▸ What this task involves
Print the lines below exactly as they are, beginning at the line that has "row-label: Depth 2 bbox=[413, 827, 466, 841]" and stopping after the line that has "top-nav: Crawl —".

──────── Records for this task ────────

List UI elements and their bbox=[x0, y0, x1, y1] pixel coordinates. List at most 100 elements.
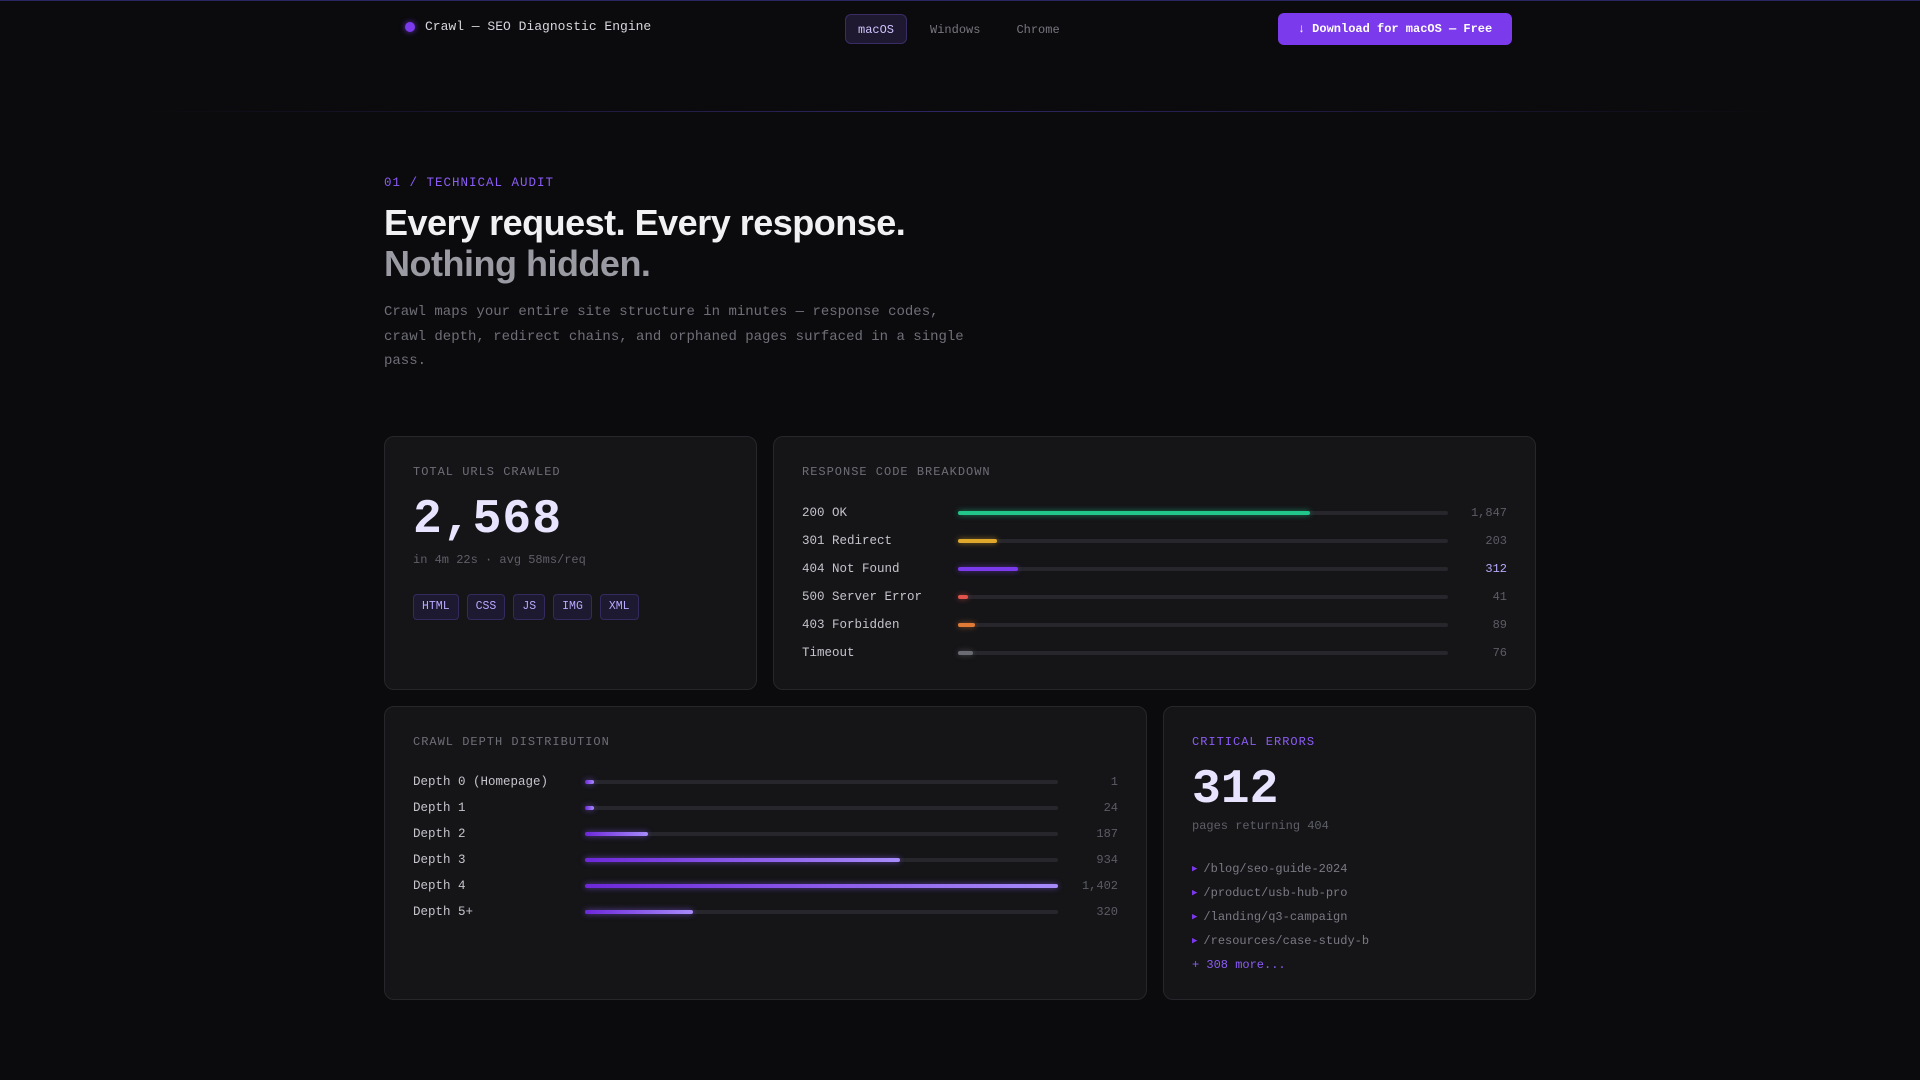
row-label: Depth 2 bbox=[413, 827, 466, 841]
triangle-right-icon: ▶ bbox=[1192, 864, 1198, 874]
chip-xml[interactable]: XML bbox=[599, 594, 639, 620]
response-code-row: 500 Server Error 41 bbox=[802, 583, 1507, 611]
brand[interactable]: Crawl — SEO Diagnostic Engine bbox=[405, 19, 651, 34]
row-value: 1,402 bbox=[1081, 879, 1118, 893]
top-accent-line bbox=[0, 0, 1920, 1]
bar-track bbox=[958, 539, 1448, 543]
download-button[interactable]: ↓ Download for macOS — Free bbox=[1278, 13, 1512, 45]
row-label: Depth 4 bbox=[413, 879, 466, 893]
row-value: 76 bbox=[1492, 646, 1507, 660]
error-url: /product/usb-hub-pro bbox=[1203, 886, 1348, 900]
response-code-row: 404 Not Found 312 bbox=[802, 555, 1507, 583]
triangle-right-icon: ▶ bbox=[1192, 912, 1198, 922]
section-eyebrow: 01 / TECHNICAL AUDIT bbox=[384, 176, 555, 190]
row-label: Depth 1 bbox=[413, 801, 466, 815]
bar-fill bbox=[585, 884, 1058, 888]
crawl-depth-row: Depth 3 934 bbox=[413, 847, 1118, 873]
chip-css[interactable]: CSS bbox=[466, 594, 506, 620]
list-item[interactable]: ▶ /blog/seo-guide-2024 bbox=[1192, 857, 1369, 881]
critical-errors-card: CRITICAL ERRORS 312 pages returning 404 … bbox=[1163, 706, 1536, 1000]
row-value: 320 bbox=[1096, 905, 1118, 919]
row-label: Timeout bbox=[802, 646, 855, 660]
bar-track bbox=[585, 884, 1058, 888]
bar-track bbox=[585, 806, 1058, 810]
critical-errors-value: 312 bbox=[1192, 763, 1279, 817]
row-label: 403 Forbidden bbox=[802, 618, 900, 632]
list-item[interactable]: ▶ /landing/q3-campaign bbox=[1192, 905, 1369, 929]
response-code-rows: 200 OK 1,847 301 Redirect 203 404 Not Found 3… bbox=[802, 499, 1507, 667]
row-value: 312 bbox=[1485, 562, 1507, 576]
chip-html[interactable]: HTML bbox=[413, 594, 459, 620]
row-label: 200 OK bbox=[802, 506, 848, 520]
crawl-depth-row: Depth 5+ 320 bbox=[413, 899, 1118, 925]
row-value: 187 bbox=[1096, 827, 1118, 841]
bar-fill bbox=[585, 780, 594, 784]
response-code-row: Timeout 76 bbox=[802, 639, 1507, 667]
crawl-depth-row: Depth 4 1,402 bbox=[413, 873, 1118, 899]
crawl-depth-row: Depth 1 24 bbox=[413, 795, 1118, 821]
row-label: Depth 0 (Homepage) bbox=[413, 775, 549, 789]
hero-title-line-1: Every request. Every response. bbox=[384, 202, 906, 243]
top-nav: Crawl — SEO Diagnostic Engine macOS Wind… bbox=[0, 0, 1920, 56]
bar-track bbox=[585, 832, 1058, 836]
list-item[interactable]: ▶ /resources/case-study-b bbox=[1192, 929, 1369, 953]
response-code-row: 301 Redirect 203 bbox=[802, 527, 1507, 555]
error-url: /blog/seo-guide-2024 bbox=[1203, 862, 1348, 876]
list-item[interactable]: ▶ /product/usb-hub-pro bbox=[1192, 881, 1369, 905]
triangle-right-icon: ▶ bbox=[1192, 888, 1198, 898]
crawl-timing: in 4m 22s · avg 58ms/req bbox=[413, 553, 586, 567]
bar-fill bbox=[958, 567, 1018, 571]
card-title: CRAWL DEPTH DISTRIBUTION bbox=[413, 735, 610, 749]
row-value: 24 bbox=[1103, 801, 1118, 815]
row-label: Depth 3 bbox=[413, 853, 466, 867]
crawl-depth-rows: Depth 0 (Homepage) 1 Depth 1 24 Depth 2 187 De… bbox=[413, 769, 1118, 925]
total-urls-value: 2,568 bbox=[413, 493, 563, 547]
bar-fill bbox=[958, 651, 973, 655]
total-urls-card: TOTAL URLS CRAWLED 2,568 in 4m 22s · avg… bbox=[384, 436, 757, 690]
error-url: /resources/case-study-b bbox=[1203, 934, 1370, 948]
hero-title: Every request. Every response. Nothing h… bbox=[384, 202, 906, 284]
bar-track bbox=[585, 780, 1058, 784]
card-title: TOTAL URLS CRAWLED bbox=[413, 465, 561, 479]
bar-fill bbox=[585, 858, 901, 862]
card-title: RESPONSE CODE BREAKDOWN bbox=[802, 465, 991, 479]
tab-macos[interactable]: macOS bbox=[845, 14, 908, 44]
bar-fill bbox=[958, 623, 975, 627]
row-label: Depth 5+ bbox=[413, 905, 474, 919]
crawl-depth-row: Depth 2 187 bbox=[413, 821, 1118, 847]
triangle-right-icon: ▶ bbox=[1192, 936, 1198, 946]
row-value: 1 bbox=[1110, 775, 1118, 789]
bar-track bbox=[958, 595, 1448, 599]
bar-fill bbox=[585, 832, 649, 836]
row-value: 41 bbox=[1492, 590, 1507, 604]
error-url: /landing/q3-campaign bbox=[1203, 910, 1348, 924]
bar-track bbox=[585, 858, 1058, 862]
row-value: 1,847 bbox=[1470, 506, 1507, 520]
bar-fill bbox=[585, 806, 594, 810]
bar-fill bbox=[585, 910, 693, 914]
bar-fill bbox=[958, 511, 1311, 515]
bar-track bbox=[958, 623, 1448, 627]
bar-track bbox=[958, 651, 1448, 655]
tab-windows[interactable]: Windows bbox=[930, 23, 981, 37]
row-value: 203 bbox=[1485, 534, 1507, 548]
brand-logo-dot-icon bbox=[405, 21, 415, 32]
brand-name: Crawl — SEO Diagnostic Engine bbox=[425, 19, 652, 34]
hero-description: Crawl maps your entire site structure in… bbox=[384, 304, 964, 369]
tab-chrome[interactable]: Chrome bbox=[1016, 23, 1060, 37]
row-label: 301 Redirect bbox=[802, 534, 893, 548]
platform-tabs: macOS Windows Chrome bbox=[845, 14, 1073, 44]
critical-errors-subtitle: pages returning 404 bbox=[1192, 819, 1329, 833]
file-type-chips: HTML CSS JS IMG XML bbox=[413, 594, 639, 620]
chip-js[interactable]: JS bbox=[513, 594, 546, 620]
crawl-depth-row: Depth 0 (Homepage) 1 bbox=[413, 769, 1118, 795]
chip-img[interactable]: IMG bbox=[553, 594, 592, 620]
card-title: CRITICAL ERRORS bbox=[1192, 735, 1316, 749]
bar-track bbox=[585, 910, 1058, 914]
show-more-link[interactable]: + 308 more... bbox=[1192, 958, 1286, 972]
bar-fill bbox=[958, 595, 968, 599]
error-url-list: ▶ /blog/seo-guide-2024 ▶ /product/usb-hub-… bbox=[1192, 857, 1369, 977]
section-divider bbox=[140, 111, 1780, 112]
row-value: 934 bbox=[1096, 853, 1118, 867]
row-label: 500 Server Error bbox=[802, 590, 923, 604]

────────

▸ Response to the task
row-label: Depth 2 bbox=[413, 827, 466, 841]
triangle-right-icon: ▶ bbox=[1192, 864, 1198, 874]
chip-xml[interactable]: XML bbox=[599, 594, 639, 620]
response-code-row: 500 Server Error 41 bbox=[802, 583, 1507, 611]
brand[interactable]: Crawl — SEO Diagnostic Engine bbox=[405, 19, 651, 34]
row-value: 1,402 bbox=[1081, 879, 1118, 893]
top-accent-line bbox=[0, 0, 1920, 1]
bar-track bbox=[958, 539, 1448, 543]
download-button[interactable]: ↓ Download for macOS — Free bbox=[1278, 13, 1512, 45]
row-label: Depth 4 bbox=[413, 879, 466, 893]
row-value: 76 bbox=[1492, 646, 1507, 660]
error-url: /product/usb-hub-pro bbox=[1203, 886, 1348, 900]
response-code-row: 404 Not Found 312 bbox=[802, 555, 1507, 583]
triangle-right-icon: ▶ bbox=[1192, 912, 1198, 922]
section-eyebrow: 01 / TECHNICAL AUDIT bbox=[384, 176, 555, 190]
row-label: Depth 1 bbox=[413, 801, 466, 815]
bar-fill bbox=[585, 884, 1058, 888]
crawl-depth-row: Depth 3 934 bbox=[413, 847, 1118, 873]
chip-css[interactable]: CSS bbox=[466, 594, 506, 620]
list-item[interactable]: ▶ /blog/seo-guide-2024 bbox=[1192, 857, 1369, 881]
critical-errors-card: CRITICAL ERRORS 312 pages returning 404 … bbox=[1163, 706, 1536, 1000]
row-value: 320 bbox=[1096, 905, 1118, 919]
row-label: Timeout bbox=[802, 646, 855, 660]
bar-track bbox=[585, 884, 1058, 888]
bar-track bbox=[585, 806, 1058, 810]
critical-errors-value: 312 bbox=[1192, 763, 1279, 817]
row-label: 403 Forbidden bbox=[802, 618, 900, 632]
list-item[interactable]: ▶ /landing/q3-campaign bbox=[1192, 905, 1369, 929]
response-code-rows: 200 OK 1,847 301 Redirect 203 404 Not Found 3… bbox=[802, 499, 1507, 667]
row-value: 312 bbox=[1485, 562, 1507, 576]
chip-html[interactable]: HTML bbox=[413, 594, 459, 620]
row-label: 200 OK bbox=[802, 506, 848, 520]
crawl-depth-row: Depth 5+ 320 bbox=[413, 899, 1118, 925]
row-value: 187 bbox=[1096, 827, 1118, 841]
bar-fill bbox=[585, 780, 594, 784]
response-code-row: Timeout 76 bbox=[802, 639, 1507, 667]
crawl-depth-row: Depth 4 1,402 bbox=[413, 873, 1118, 899]
crawl-depth-row: Depth 1 24 bbox=[413, 795, 1118, 821]
row-label: Depth 0 (Homepage) bbox=[413, 775, 549, 789]
hero-title-line-1: Every request. Every response. bbox=[384, 202, 906, 243]
top-nav: Crawl — SEO Diagnostic Engine macOS Wind… bbox=[0, 0, 1920, 56]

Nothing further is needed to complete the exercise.